Pick out every line of the entries below that contains the string "Density".

Excerpted records:
__________________________________________________

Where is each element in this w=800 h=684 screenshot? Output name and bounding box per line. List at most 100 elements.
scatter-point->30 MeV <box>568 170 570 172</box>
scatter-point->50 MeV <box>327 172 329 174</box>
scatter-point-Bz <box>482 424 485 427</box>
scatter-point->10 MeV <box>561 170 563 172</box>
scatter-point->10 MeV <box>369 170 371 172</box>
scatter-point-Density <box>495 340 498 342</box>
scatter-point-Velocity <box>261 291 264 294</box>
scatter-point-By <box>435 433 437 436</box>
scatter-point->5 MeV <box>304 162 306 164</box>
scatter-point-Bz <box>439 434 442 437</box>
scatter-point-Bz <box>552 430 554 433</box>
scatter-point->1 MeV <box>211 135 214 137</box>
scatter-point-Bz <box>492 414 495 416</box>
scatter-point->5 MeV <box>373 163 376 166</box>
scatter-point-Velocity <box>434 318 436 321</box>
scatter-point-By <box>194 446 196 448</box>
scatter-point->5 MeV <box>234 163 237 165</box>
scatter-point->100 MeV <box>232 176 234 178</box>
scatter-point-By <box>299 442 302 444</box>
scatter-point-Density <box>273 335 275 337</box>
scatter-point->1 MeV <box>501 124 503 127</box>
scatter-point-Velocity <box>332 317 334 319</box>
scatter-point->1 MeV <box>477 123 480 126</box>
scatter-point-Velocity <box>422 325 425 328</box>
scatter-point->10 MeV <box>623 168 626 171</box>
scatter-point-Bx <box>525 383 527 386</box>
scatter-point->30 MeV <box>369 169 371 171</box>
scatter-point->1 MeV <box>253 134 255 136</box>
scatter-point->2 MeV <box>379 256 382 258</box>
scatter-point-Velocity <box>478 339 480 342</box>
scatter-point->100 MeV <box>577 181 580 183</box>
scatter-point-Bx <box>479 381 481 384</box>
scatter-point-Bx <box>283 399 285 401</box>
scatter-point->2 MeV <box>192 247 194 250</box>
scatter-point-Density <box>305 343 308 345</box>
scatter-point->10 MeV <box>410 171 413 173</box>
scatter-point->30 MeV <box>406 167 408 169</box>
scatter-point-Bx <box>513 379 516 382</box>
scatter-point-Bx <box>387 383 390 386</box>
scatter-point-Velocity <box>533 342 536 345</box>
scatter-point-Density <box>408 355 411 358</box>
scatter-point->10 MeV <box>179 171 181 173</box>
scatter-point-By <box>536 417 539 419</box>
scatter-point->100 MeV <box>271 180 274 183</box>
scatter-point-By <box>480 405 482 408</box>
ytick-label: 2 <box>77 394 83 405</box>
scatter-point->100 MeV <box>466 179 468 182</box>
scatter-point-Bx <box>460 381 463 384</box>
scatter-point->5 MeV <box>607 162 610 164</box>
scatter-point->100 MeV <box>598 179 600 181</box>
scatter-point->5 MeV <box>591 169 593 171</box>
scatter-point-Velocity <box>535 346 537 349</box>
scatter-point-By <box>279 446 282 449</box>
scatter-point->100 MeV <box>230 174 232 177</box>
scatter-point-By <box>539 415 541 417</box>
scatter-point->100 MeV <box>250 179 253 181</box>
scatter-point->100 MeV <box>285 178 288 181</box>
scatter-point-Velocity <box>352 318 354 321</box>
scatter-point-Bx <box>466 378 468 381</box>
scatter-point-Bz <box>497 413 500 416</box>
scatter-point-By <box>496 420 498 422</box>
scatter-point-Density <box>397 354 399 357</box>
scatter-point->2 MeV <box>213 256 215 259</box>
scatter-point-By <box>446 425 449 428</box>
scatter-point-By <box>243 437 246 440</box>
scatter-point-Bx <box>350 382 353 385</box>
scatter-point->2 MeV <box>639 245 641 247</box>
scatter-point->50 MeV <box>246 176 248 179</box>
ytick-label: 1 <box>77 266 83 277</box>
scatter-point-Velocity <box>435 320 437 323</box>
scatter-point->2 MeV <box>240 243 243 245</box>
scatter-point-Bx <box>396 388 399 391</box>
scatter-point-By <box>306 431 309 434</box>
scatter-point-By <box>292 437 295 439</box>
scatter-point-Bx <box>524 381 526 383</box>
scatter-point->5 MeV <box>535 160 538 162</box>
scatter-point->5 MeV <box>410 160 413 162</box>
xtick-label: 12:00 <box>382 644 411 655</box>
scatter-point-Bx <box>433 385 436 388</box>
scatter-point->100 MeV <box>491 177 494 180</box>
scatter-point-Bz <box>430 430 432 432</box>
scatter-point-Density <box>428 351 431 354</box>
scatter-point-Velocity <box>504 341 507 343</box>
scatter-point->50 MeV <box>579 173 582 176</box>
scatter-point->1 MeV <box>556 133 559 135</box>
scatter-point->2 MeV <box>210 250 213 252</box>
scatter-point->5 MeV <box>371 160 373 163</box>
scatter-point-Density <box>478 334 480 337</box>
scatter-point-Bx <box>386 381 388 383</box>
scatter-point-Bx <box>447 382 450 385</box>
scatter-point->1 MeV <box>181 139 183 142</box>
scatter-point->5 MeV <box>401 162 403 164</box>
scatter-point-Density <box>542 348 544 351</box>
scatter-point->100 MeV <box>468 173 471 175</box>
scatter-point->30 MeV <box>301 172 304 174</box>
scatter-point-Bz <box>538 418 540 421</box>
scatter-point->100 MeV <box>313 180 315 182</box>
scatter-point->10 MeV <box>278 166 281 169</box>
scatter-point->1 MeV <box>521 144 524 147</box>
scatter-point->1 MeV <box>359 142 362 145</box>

__________________________________________________

Expected output:
scatter-point-Density <box>495 340 498 342</box>
scatter-point-Density <box>273 335 275 337</box>
scatter-point-Density <box>305 343 308 345</box>
scatter-point-Density <box>408 355 411 358</box>
scatter-point-Density <box>397 354 399 357</box>
scatter-point-Density <box>428 351 431 354</box>
scatter-point-Density <box>478 334 480 337</box>
scatter-point-Density <box>542 348 544 351</box>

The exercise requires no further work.